What is required:
Track down every line below that holds "Labem" and copy it.

═══ Extracted information

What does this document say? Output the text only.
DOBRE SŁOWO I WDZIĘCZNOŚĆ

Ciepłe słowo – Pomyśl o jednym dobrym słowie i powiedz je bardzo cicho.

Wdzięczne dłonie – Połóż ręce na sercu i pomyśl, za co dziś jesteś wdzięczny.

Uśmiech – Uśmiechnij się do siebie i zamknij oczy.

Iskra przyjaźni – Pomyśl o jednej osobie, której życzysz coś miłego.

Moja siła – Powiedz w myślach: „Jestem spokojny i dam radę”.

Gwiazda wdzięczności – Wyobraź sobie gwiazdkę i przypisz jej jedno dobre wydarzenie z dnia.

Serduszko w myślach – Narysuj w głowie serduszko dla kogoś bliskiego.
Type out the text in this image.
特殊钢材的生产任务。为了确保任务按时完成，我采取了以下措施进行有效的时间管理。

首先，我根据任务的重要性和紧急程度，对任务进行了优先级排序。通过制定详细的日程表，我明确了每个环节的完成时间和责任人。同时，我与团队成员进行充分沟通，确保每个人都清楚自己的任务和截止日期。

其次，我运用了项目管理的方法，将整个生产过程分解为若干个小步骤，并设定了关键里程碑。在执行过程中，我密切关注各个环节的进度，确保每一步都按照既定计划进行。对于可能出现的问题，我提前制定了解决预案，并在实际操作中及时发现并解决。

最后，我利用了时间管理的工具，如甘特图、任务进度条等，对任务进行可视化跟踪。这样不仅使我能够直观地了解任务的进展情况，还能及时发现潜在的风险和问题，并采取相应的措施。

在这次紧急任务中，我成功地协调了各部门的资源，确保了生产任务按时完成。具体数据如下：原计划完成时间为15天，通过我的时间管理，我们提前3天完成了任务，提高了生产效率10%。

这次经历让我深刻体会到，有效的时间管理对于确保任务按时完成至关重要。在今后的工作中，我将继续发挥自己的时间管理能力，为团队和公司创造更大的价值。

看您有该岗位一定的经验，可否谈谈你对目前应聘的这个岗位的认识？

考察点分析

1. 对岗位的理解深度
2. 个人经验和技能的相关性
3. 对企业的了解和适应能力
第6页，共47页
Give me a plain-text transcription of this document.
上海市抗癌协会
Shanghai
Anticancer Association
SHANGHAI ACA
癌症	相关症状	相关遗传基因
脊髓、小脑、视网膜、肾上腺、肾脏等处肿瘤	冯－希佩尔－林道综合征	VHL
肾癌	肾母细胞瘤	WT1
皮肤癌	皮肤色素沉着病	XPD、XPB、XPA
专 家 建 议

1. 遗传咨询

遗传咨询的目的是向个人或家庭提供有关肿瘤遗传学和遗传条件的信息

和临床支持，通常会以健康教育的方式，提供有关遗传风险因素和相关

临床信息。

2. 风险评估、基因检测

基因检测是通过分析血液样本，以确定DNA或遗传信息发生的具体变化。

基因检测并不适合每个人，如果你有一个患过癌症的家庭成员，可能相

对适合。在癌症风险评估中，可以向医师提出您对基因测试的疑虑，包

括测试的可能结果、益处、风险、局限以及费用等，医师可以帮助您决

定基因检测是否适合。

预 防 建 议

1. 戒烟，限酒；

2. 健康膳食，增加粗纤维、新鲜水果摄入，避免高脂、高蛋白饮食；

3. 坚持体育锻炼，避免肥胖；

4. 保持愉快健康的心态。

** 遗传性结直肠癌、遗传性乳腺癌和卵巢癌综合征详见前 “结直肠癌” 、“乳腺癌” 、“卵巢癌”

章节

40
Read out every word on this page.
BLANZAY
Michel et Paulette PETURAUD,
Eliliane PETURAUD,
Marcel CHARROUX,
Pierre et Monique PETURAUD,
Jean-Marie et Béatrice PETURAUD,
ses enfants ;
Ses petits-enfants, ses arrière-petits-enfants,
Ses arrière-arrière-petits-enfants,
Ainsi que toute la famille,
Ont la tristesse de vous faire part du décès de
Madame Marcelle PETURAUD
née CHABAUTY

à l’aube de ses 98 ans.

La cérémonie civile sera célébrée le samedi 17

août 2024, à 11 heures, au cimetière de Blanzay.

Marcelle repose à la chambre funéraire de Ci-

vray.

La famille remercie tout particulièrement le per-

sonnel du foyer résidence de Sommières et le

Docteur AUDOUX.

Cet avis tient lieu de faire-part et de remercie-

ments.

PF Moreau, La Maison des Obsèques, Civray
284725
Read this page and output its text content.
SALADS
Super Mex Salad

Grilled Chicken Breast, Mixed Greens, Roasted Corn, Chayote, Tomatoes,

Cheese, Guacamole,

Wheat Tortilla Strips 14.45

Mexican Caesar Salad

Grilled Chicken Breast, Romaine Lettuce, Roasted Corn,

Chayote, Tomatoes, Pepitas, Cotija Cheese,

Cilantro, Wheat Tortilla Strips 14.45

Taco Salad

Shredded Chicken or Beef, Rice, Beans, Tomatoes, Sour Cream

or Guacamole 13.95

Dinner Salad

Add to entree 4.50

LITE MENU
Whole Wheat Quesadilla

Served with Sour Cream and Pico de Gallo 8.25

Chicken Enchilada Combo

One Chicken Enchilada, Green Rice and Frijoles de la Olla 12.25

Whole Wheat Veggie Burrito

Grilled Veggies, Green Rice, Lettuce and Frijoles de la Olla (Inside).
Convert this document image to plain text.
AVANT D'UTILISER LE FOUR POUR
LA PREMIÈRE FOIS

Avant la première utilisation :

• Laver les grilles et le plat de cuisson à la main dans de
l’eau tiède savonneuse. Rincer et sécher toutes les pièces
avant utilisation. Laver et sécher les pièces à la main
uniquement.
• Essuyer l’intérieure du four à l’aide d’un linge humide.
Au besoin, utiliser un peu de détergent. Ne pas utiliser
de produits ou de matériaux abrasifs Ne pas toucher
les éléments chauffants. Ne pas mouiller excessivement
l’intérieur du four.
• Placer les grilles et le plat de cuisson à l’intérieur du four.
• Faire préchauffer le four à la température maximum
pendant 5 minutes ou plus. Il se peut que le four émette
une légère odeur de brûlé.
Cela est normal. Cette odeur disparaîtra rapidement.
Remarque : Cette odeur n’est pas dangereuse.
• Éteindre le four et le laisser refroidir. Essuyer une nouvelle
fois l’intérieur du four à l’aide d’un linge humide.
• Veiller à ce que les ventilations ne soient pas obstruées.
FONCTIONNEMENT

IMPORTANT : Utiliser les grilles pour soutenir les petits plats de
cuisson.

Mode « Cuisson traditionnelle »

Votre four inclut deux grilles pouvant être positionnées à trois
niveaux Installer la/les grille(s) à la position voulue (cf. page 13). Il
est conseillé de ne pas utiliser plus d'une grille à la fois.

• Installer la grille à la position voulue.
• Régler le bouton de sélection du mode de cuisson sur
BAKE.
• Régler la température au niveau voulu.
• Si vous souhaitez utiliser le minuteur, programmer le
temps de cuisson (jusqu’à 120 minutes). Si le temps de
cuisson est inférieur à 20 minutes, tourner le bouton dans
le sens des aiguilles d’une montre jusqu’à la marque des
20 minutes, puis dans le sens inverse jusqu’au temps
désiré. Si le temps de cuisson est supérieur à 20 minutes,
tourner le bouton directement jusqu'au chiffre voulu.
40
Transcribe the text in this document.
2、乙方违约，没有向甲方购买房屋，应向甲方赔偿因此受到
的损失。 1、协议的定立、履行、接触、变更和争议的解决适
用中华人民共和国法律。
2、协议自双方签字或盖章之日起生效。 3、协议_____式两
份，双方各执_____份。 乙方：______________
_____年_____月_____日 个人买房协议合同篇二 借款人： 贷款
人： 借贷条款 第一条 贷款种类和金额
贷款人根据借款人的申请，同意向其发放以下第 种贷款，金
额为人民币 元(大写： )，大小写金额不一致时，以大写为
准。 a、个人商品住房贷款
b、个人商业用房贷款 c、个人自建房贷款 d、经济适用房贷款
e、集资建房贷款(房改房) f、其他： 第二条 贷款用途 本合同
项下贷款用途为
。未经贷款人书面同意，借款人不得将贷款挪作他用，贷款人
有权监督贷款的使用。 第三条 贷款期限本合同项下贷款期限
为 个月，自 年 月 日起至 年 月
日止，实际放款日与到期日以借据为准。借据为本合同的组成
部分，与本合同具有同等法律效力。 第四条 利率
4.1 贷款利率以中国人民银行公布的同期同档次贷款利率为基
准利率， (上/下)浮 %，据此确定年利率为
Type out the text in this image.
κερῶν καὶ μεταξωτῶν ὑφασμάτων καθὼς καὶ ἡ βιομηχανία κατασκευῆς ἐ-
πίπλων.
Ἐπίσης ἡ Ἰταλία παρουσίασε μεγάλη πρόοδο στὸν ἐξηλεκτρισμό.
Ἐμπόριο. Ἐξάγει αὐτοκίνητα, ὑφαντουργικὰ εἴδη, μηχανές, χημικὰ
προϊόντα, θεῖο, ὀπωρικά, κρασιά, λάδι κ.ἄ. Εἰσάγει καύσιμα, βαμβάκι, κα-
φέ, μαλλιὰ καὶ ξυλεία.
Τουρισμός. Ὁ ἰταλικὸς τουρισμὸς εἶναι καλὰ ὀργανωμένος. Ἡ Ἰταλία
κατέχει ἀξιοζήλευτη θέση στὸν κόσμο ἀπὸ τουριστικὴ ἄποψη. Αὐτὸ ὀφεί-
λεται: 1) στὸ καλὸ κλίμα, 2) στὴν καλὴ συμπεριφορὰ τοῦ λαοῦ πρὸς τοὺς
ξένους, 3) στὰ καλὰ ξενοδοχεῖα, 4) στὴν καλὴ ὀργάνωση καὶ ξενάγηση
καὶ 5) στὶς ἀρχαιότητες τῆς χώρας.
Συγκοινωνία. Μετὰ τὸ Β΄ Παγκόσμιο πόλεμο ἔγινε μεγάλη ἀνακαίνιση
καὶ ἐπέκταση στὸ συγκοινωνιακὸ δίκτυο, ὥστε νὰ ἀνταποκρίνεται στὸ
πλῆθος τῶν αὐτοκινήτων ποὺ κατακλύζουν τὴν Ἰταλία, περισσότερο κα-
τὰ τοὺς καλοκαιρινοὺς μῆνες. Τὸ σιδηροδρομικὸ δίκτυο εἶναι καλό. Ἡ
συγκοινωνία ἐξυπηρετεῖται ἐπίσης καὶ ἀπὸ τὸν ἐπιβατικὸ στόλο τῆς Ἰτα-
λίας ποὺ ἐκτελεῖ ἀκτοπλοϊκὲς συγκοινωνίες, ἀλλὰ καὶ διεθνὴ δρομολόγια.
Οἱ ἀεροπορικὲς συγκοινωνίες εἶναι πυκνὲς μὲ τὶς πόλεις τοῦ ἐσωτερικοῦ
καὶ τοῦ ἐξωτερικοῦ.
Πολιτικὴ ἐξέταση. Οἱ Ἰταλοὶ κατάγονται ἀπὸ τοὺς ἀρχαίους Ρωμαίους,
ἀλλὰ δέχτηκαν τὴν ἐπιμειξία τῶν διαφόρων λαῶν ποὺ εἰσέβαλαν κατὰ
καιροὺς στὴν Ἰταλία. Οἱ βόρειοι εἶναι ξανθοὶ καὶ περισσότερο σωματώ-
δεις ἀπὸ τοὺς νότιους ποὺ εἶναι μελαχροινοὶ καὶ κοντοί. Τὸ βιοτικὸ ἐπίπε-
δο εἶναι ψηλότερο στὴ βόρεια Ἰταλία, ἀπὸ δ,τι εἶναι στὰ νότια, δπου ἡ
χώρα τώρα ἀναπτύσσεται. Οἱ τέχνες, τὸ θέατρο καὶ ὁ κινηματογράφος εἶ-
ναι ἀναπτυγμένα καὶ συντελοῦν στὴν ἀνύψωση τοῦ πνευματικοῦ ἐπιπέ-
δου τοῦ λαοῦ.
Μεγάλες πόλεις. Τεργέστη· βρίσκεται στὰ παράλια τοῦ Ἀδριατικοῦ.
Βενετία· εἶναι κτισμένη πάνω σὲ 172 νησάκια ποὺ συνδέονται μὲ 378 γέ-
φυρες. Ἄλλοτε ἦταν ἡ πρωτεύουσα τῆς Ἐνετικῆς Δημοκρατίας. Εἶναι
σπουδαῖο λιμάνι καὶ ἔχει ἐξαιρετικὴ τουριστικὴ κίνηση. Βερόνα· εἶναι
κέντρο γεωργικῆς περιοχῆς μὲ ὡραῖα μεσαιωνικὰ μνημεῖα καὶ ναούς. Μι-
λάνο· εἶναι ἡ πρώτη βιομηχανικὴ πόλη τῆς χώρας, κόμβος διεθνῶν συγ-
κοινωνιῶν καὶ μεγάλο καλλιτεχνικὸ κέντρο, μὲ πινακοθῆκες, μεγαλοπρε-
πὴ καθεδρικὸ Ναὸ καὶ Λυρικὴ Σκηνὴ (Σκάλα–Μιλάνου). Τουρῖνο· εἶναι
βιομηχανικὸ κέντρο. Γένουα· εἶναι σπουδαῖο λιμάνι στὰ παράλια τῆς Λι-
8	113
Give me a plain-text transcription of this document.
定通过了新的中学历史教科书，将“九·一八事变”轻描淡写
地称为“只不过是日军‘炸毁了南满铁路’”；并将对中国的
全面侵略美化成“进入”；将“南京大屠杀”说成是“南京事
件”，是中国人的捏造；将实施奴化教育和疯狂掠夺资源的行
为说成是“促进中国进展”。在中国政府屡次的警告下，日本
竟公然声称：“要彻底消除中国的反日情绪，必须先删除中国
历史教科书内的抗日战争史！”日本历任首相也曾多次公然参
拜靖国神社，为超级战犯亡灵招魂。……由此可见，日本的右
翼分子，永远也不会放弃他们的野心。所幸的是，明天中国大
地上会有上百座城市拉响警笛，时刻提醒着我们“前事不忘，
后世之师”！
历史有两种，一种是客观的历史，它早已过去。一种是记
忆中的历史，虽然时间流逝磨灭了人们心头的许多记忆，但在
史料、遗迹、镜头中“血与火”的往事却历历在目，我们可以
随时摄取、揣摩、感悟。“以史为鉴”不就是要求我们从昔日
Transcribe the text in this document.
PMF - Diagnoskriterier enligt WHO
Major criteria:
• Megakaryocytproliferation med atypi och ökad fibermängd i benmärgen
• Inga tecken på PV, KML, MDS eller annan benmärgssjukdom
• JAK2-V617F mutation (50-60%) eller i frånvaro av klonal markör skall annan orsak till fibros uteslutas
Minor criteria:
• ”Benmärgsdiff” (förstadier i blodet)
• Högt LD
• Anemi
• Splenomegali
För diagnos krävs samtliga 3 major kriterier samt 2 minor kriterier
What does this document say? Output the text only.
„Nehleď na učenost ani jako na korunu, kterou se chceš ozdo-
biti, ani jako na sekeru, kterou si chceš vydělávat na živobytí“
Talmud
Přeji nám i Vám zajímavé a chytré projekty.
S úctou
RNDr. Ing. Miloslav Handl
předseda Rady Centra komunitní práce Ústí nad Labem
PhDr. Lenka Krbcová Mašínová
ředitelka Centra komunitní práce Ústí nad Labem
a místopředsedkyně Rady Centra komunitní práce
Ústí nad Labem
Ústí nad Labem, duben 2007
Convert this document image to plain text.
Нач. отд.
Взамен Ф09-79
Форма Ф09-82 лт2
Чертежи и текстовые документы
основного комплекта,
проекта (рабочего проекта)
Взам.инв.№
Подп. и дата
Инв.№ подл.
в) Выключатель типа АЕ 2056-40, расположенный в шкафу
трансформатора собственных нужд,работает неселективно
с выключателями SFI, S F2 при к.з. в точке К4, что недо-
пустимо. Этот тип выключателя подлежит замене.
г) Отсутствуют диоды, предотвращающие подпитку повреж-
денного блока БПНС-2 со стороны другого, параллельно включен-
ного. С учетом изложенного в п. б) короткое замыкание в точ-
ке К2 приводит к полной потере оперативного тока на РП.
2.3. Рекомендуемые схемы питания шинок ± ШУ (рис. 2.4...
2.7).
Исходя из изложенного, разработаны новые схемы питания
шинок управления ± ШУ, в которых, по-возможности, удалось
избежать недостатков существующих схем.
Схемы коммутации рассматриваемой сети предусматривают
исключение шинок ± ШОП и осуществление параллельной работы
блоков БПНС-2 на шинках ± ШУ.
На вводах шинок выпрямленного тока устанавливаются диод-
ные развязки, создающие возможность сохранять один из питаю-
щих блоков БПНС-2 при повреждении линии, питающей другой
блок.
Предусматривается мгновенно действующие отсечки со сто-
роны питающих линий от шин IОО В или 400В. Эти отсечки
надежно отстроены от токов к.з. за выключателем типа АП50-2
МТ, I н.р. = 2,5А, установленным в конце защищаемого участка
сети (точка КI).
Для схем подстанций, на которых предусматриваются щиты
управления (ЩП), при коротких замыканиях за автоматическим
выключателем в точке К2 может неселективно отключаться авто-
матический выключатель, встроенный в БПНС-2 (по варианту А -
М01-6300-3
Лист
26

══════

Task answer:
předseda Rady Centra komunitní práce Ústí nad Labem
ředitelka Centra komunitní práce Ústí nad Labem
Ústí nad Labem
Ústí nad Labem, duben 2007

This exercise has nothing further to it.